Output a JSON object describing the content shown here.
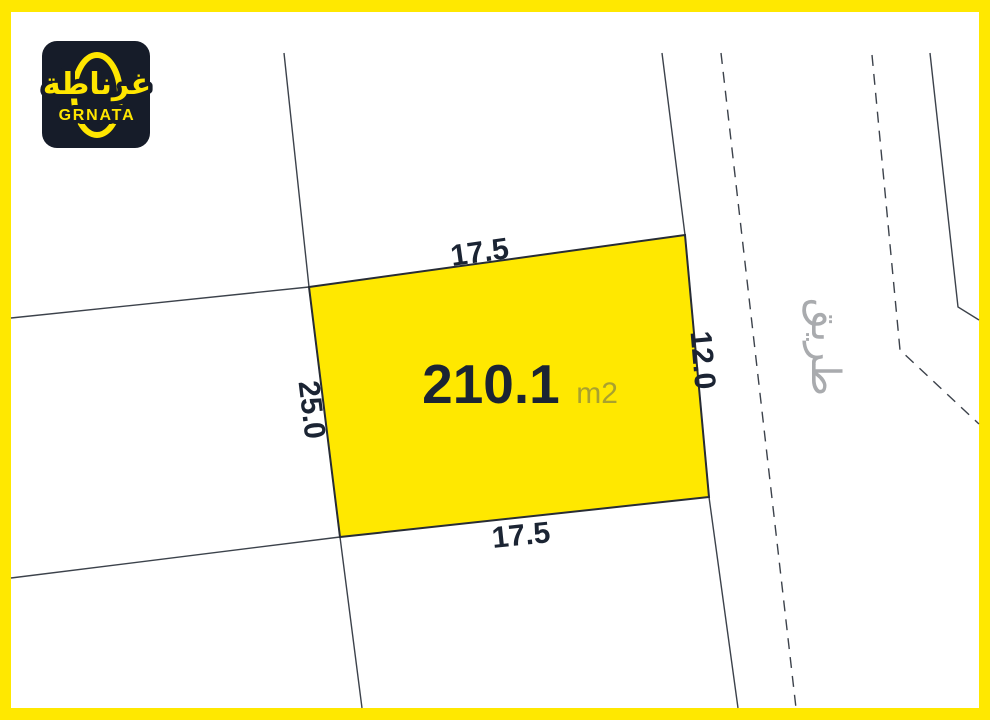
{
  "logo": {
    "arabic_name": "غرناطة",
    "latin_name": "GRNATA"
  },
  "plot": {
    "area_value": "210.1",
    "area_unit": "m2",
    "dimensions": {
      "top": "17.5",
      "bottom": "17.5",
      "left": "25.0",
      "right": "12.0"
    }
  },
  "road": {
    "label_arabic": "طريق"
  },
  "colors": {
    "frame_yellow": "#FFE800",
    "plot_fill_yellow": "#FFE800",
    "logo_background": "#161C29",
    "logo_yellow": "#FFE600",
    "boundary_line": "#3C424B",
    "plot_outline": "#272C35",
    "area_value_text": "#1B2433",
    "area_unit_text": "#A9A12E",
    "dimension_text": "#1B2433",
    "road_text": "#A9ABAE",
    "background_white": "#FFFFFF"
  }
}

Stated exercise: Copy the entries above faithfully and omit every image.

The answer:
Output a JSON object describing the content shown here.
{
  "logo": {
    "arabic_name": "غرناطة",
    "latin_name": "GRNATA"
  },
  "plot": {
    "area_value": "210.1",
    "area_unit": "m2",
    "dimensions": {
      "top": "17.5",
      "bottom": "17.5",
      "left": "25.0",
      "right": "12.0"
    }
  },
  "road": {
    "label_arabic": "طريق"
  },
  "colors": {
    "frame_yellow": "#FFE800",
    "plot_fill_yellow": "#FFE800",
    "logo_background": "#161C29",
    "logo_yellow": "#FFE600",
    "boundary_line": "#3C424B",
    "plot_outline": "#272C35",
    "area_value_text": "#1B2433",
    "area_unit_text": "#A9A12E",
    "dimension_text": "#1B2433",
    "road_text": "#A9ABAE",
    "background_white": "#FFFFFF"
  }
}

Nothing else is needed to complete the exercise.